- [Consegna] Puoi restituire per intero, parola per parola, il brano sulla depenalizzazione della cannabis?

Secondo i promotori del quesito, consentire la coltivazione anche delle altre piante era l’unico modo per depenalizzare completamente la cannabis. Siccome le altre droghe oltre alla coltivazione richiedono anche una lavorazione che di fatto rimane vietata (nel comma 1 dell’Art. 73), non ci sarebbe stata nessuna liberalizzazione di droghe pesanti (ad esempio per quanto riguarda le foglie di coca, la cocaina si ricava solo in seguito ad un lungo processo di lavorazione). Il problema però persiste: una volta che diventa lecito coltivare queste piante vi è la possibilità di spostare la produzione all’estero creando dei buchi nel sistema di prevenzione.
Ma il Comitato Promotore si è difeso anche su questo, dichiarando che la coltivazione legale faceva riferimento solo a quella rudimentale a uso personale e non quella destinata “al commercio all’ingrosso”, che invece viene specificata negli articoli 26, 27 e 28 del DPR e che nel quesito infatti non vengono modificati.

- [Dati dell'esercizio]
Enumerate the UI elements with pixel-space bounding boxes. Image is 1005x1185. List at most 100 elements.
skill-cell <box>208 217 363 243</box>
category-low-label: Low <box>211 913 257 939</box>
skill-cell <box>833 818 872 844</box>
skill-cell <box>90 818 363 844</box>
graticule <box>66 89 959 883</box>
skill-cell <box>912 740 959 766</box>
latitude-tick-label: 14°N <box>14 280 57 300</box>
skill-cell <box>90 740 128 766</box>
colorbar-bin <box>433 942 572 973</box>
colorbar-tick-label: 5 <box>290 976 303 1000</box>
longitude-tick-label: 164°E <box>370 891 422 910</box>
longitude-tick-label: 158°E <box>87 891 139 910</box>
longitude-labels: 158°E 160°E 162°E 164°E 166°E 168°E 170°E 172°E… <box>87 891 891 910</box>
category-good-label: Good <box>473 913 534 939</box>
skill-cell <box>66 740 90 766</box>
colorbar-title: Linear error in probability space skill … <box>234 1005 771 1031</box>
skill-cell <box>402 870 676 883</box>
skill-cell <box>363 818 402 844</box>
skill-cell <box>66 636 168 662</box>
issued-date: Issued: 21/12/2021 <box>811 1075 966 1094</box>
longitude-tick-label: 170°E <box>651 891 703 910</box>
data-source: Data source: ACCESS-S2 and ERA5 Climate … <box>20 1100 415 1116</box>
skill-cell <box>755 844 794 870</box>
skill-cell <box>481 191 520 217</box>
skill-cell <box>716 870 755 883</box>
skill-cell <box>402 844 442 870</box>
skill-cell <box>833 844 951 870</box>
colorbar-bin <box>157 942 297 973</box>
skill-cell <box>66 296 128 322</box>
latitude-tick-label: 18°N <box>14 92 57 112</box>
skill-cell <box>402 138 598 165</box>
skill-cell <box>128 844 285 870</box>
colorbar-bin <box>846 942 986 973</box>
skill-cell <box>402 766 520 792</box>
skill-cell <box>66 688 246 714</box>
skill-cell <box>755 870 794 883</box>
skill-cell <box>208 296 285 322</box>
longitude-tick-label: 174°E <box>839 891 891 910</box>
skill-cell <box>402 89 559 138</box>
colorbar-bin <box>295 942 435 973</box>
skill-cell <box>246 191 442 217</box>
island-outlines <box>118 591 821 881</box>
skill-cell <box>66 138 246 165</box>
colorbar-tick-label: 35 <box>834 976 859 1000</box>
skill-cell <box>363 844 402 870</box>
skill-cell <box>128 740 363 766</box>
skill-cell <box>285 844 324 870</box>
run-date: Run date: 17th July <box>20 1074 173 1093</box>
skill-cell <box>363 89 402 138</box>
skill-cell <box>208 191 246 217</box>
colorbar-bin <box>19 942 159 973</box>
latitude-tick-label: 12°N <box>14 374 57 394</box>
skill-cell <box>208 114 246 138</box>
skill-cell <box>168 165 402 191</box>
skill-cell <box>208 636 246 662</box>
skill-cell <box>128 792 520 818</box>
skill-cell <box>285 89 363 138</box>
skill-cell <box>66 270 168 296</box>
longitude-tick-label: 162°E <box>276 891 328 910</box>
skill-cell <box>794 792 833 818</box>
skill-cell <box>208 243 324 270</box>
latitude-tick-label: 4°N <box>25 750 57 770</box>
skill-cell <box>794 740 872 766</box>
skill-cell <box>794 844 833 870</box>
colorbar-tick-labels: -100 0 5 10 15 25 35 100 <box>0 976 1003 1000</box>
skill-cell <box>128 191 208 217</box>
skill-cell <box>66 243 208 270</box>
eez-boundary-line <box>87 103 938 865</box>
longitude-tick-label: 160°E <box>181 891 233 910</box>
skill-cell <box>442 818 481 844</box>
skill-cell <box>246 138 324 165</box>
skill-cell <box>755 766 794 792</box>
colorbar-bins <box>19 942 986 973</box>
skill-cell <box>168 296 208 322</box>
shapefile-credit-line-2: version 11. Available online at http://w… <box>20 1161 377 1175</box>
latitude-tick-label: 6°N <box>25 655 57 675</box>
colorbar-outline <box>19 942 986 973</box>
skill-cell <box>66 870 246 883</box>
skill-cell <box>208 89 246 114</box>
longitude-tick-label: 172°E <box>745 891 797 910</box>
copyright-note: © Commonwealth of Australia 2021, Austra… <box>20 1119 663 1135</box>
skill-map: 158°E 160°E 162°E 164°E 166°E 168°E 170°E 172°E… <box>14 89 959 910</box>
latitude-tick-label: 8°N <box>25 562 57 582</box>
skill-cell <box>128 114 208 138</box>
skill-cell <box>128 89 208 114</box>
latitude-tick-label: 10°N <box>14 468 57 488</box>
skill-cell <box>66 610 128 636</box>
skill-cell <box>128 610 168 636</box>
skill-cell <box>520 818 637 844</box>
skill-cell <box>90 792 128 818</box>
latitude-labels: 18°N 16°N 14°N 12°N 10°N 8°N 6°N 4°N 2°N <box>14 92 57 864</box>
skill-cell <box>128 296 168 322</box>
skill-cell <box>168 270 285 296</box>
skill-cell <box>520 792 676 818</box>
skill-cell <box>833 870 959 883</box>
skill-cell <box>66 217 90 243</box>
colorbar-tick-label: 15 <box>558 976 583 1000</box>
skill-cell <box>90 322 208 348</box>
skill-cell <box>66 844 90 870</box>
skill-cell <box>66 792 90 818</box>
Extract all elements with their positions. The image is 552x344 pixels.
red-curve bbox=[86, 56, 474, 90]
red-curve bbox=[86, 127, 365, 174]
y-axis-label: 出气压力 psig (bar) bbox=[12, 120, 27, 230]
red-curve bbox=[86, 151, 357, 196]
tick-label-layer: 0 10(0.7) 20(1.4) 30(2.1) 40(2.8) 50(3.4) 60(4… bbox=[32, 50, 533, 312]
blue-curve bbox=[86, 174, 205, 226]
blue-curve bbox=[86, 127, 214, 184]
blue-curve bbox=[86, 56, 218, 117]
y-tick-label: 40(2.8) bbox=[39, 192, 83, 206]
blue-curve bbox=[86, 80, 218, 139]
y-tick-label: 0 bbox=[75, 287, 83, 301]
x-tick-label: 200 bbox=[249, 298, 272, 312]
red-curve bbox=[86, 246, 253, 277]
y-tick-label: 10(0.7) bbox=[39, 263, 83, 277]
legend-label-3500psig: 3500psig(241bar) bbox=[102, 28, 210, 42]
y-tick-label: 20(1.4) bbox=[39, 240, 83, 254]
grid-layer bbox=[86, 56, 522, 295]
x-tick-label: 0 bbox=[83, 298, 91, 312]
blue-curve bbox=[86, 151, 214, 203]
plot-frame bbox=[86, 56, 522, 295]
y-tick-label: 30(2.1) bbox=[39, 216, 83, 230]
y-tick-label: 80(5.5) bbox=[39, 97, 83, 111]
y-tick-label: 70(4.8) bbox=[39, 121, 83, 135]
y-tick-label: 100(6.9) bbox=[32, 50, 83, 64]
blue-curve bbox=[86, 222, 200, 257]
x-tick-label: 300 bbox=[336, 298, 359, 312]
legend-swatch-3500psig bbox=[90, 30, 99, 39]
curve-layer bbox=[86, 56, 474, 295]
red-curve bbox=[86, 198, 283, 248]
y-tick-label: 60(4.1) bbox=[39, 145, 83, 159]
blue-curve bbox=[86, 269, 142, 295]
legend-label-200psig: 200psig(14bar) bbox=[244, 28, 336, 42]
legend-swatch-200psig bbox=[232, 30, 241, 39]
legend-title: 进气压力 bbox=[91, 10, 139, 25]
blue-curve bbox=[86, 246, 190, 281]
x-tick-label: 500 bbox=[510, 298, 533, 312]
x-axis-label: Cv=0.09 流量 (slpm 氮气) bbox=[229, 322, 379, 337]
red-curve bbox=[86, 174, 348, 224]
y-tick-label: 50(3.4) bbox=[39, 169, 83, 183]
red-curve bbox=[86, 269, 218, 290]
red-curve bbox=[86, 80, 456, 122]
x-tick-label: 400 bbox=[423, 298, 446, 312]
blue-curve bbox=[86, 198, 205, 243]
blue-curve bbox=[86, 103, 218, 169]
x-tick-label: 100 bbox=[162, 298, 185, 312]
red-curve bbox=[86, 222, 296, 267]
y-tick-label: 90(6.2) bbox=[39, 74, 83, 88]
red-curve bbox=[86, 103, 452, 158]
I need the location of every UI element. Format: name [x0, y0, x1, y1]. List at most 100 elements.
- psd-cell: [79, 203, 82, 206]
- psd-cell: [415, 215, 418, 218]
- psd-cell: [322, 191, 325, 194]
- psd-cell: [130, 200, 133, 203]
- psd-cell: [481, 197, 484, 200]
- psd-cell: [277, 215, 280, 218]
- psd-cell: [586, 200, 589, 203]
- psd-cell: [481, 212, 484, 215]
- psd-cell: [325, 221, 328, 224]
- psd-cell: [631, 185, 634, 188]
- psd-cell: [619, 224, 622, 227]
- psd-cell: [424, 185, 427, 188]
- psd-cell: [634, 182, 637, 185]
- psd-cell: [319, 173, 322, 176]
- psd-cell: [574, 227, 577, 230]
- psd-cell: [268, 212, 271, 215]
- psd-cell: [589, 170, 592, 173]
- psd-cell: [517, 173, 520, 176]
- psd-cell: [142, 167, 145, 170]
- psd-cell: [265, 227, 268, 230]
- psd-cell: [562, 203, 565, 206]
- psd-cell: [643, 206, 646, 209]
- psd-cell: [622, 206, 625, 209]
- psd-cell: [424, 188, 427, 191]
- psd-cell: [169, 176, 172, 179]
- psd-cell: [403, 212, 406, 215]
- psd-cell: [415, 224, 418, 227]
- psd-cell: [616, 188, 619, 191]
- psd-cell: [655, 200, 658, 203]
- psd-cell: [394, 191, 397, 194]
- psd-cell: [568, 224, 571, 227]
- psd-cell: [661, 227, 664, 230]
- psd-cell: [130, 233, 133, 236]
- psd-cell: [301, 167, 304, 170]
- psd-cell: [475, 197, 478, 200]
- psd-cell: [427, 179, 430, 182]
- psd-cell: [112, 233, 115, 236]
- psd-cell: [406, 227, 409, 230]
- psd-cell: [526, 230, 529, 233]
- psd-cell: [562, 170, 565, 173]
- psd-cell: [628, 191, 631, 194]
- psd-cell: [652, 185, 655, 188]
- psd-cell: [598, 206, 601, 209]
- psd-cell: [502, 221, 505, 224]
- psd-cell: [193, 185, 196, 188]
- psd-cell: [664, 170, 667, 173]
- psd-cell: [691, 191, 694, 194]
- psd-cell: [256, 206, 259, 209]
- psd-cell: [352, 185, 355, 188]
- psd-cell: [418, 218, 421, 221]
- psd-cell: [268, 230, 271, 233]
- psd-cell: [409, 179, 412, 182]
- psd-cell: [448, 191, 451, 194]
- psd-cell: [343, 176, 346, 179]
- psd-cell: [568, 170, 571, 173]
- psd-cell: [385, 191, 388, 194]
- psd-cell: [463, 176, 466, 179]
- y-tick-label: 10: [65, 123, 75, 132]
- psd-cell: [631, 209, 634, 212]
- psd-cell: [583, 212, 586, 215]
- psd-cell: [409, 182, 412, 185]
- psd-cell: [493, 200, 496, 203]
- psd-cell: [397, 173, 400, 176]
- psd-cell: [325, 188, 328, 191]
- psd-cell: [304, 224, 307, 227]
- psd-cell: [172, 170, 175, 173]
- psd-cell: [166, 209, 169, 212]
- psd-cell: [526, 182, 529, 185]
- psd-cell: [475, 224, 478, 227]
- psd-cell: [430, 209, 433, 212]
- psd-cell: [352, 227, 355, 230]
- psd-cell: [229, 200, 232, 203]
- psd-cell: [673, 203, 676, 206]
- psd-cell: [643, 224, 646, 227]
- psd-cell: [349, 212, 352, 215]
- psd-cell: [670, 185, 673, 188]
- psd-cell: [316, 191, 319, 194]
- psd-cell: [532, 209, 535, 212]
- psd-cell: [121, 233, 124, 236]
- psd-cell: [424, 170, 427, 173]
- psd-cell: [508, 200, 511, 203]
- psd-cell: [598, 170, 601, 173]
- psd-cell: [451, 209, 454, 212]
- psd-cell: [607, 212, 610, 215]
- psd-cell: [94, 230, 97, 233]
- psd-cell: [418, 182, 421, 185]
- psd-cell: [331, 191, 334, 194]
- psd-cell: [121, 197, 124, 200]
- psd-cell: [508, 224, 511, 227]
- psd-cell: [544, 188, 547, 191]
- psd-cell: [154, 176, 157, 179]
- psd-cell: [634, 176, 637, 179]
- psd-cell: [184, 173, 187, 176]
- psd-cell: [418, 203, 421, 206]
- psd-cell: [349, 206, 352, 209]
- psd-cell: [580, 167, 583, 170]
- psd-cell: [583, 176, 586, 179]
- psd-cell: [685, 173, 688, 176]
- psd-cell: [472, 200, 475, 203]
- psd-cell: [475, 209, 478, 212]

- [Risposta scritta]
Secondo i promotori del quesito, consentire la coltivazione anche delle altre piante era l’unico modo per depenalizzare completamente la cannabis. Siccome le altre droghe oltre alla coltivazione richiedono anche una lavorazione che di fatto rimane vietata (nel comma 1 dell’Art. 73), non ci sarebbe stata nessuna liberalizzazione di droghe pesanti (ad esempio per quanto riguarda le foglie di coca, la cocaina si ricava solo in seguito ad un lungo processo di lavorazione). Il problema però persiste: una volta che diventa lecito coltivare queste piante vi è la possibilità di spostare la produzione all’estero creando dei buchi nel sistema di prevenzione.
Ma il Comitato Promotore si è difeso anche su questo, dichiarando che la coltivazione legale faceva riferimento solo a quella rudimentale a uso personale e non quella destinata “al commercio all’ingrosso”, che invece viene specificata negli articoli 26, 27 e 28 del DPR e che nel quesito infatti non vengono modificati.